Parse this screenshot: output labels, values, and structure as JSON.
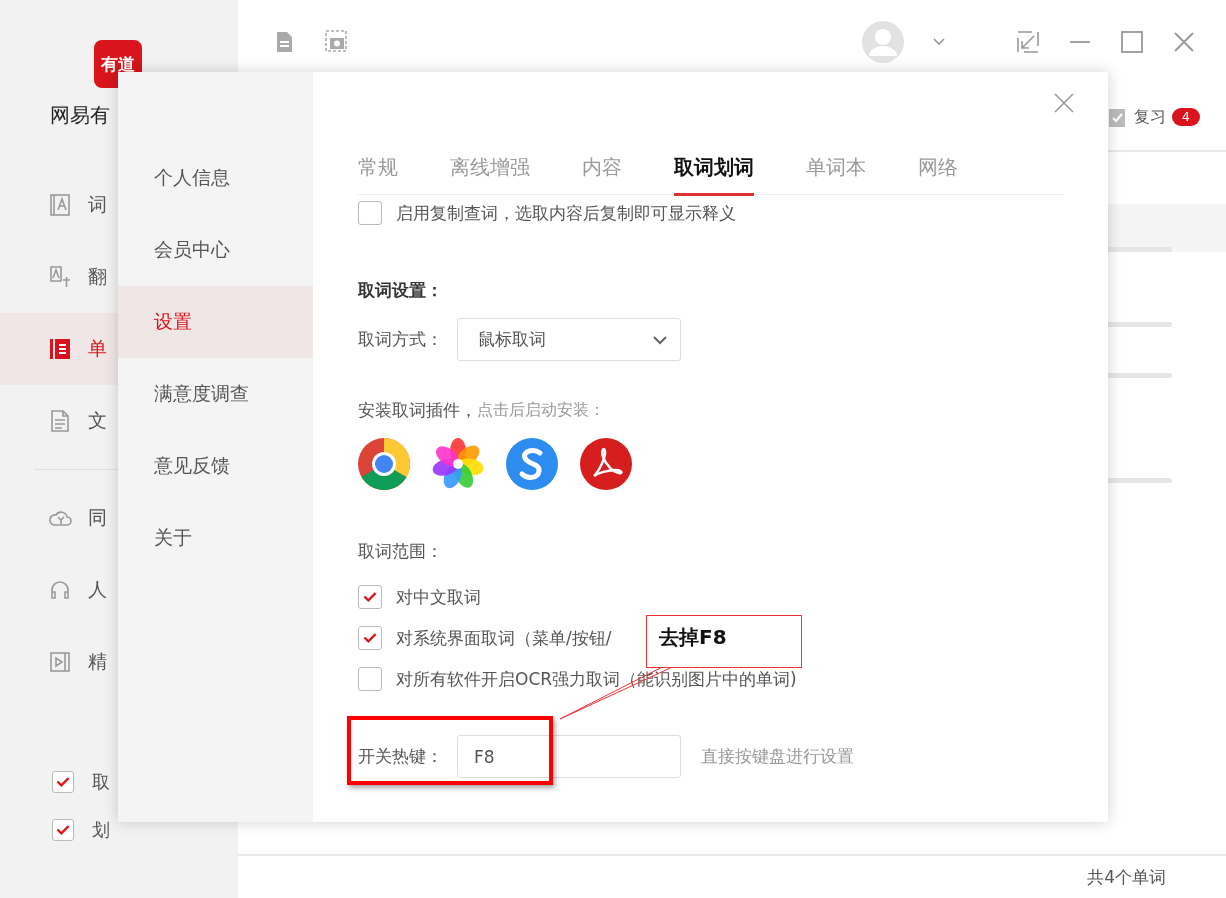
{
  "app": {
    "logo": "有道",
    "name": "网易有",
    "nav": [
      {
        "label": "词",
        "selected": false
      },
      {
        "label": "翻",
        "selected": false
      },
      {
        "label": "单",
        "selected": true
      },
      {
        "label": "文",
        "selected": false
      }
    ],
    "nav2": [
      {
        "label": "同"
      },
      {
        "label": "人"
      },
      {
        "label": "精"
      }
    ],
    "toggles": [
      {
        "label": "取",
        "checked": true
      },
      {
        "label": "划",
        "checked": true
      }
    ]
  },
  "main": {
    "review": {
      "label": "复习",
      "count": "4"
    },
    "status": "共4个单词"
  },
  "dialog": {
    "nav": [
      {
        "label": "个人信息",
        "selected": false
      },
      {
        "label": "会员中心",
        "selected": false
      },
      {
        "label": "设置",
        "selected": true
      },
      {
        "label": "满意度调查",
        "selected": false
      },
      {
        "label": "意见反馈",
        "selected": false
      },
      {
        "label": "关于",
        "selected": false
      }
    ],
    "tabs": [
      {
        "label": "常规",
        "selected": false
      },
      {
        "label": "离线增强",
        "selected": false
      },
      {
        "label": "内容",
        "selected": false
      },
      {
        "label": "取词划词",
        "selected": true
      },
      {
        "label": "单词本",
        "selected": false
      },
      {
        "label": "网络",
        "selected": false
      }
    ],
    "copy_lookup": {
      "label": "启用复制查词，选取内容后复制即可显示释义",
      "checked": false
    },
    "section_title": "取词设置：",
    "mode": {
      "label": "取词方式：",
      "value": "鼠标取词"
    },
    "plugins": {
      "label": "安装取词插件，",
      "hint": "点击后启动安装："
    },
    "range": {
      "title": "取词范围：",
      "options": [
        {
          "label": "对中文取词",
          "checked": true
        },
        {
          "label": "对系统界面取词（菜单/按钮/",
          "checked": true
        },
        {
          "label": "对所有软件开启OCR强力取词（能识别图片中的单词)",
          "checked": false
        }
      ]
    },
    "hotkey": {
      "label": "开关热键：",
      "value": "F8",
      "hint": "直接按键盘进行设置"
    }
  },
  "annotation": {
    "text": "去掉F8"
  }
}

• • • • • • •

→ Exercise brief:
Exclude the images and reproduce the remaining data exactly.

→ Solution to the problem:
Parse this screenshot: output labels, values, and structure as JSON.
{
  "app": {
    "logo": "有道",
    "name": "网易有",
    "nav": [
      {
        "label": "词",
        "selected": false
      },
      {
        "label": "翻",
        "selected": false
      },
      {
        "label": "单",
        "selected": true
      },
      {
        "label": "文",
        "selected": false
      }
    ],
    "nav2": [
      {
        "label": "同"
      },
      {
        "label": "人"
      },
      {
        "label": "精"
      }
    ],
    "toggles": [
      {
        "label": "取",
        "checked": true
      },
      {
        "label": "划",
        "checked": true
      }
    ]
  },
  "main": {
    "review": {
      "label": "复习",
      "count": "4"
    },
    "status": "共4个单词"
  },
  "dialog": {
    "nav": [
      {
        "label": "个人信息",
        "selected": false
      },
      {
        "label": "会员中心",
        "selected": false
      },
      {
        "label": "设置",
        "selected": true
      },
      {
        "label": "满意度调查",
        "selected": false
      },
      {
        "label": "意见反馈",
        "selected": false
      },
      {
        "label": "关于",
        "selected": false
      }
    ],
    "tabs": [
      {
        "label": "常规",
        "selected": false
      },
      {
        "label": "离线增强",
        "selected": false
      },
      {
        "label": "内容",
        "selected": false
      },
      {
        "label": "取词划词",
        "selected": true
      },
      {
        "label": "单词本",
        "selected": false
      },
      {
        "label": "网络",
        "selected": false
      }
    ],
    "copy_lookup": {
      "label": "启用复制查词，选取内容后复制即可显示释义",
      "checked": false
    },
    "section_title": "取词设置：",
    "mode": {
      "label": "取词方式：",
      "value": "鼠标取词"
    },
    "plugins": {
      "label": "安装取词插件，",
      "hint": "点击后启动安装："
    },
    "range": {
      "title": "取词范围：",
      "options": [
        {
          "label": "对中文取词",
          "checked": true
        },
        {
          "label": "对系统界面取词（菜单/按钮/",
          "checked": true
        },
        {
          "label": "对所有软件开启OCR强力取词（能识别图片中的单词)",
          "checked": false
        }
      ]
    },
    "hotkey": {
      "label": "开关热键：",
      "value": "F8",
      "hint": "直接按键盘进行设置"
    }
  },
  "annotation": {
    "text": "去掉F8"
  }
}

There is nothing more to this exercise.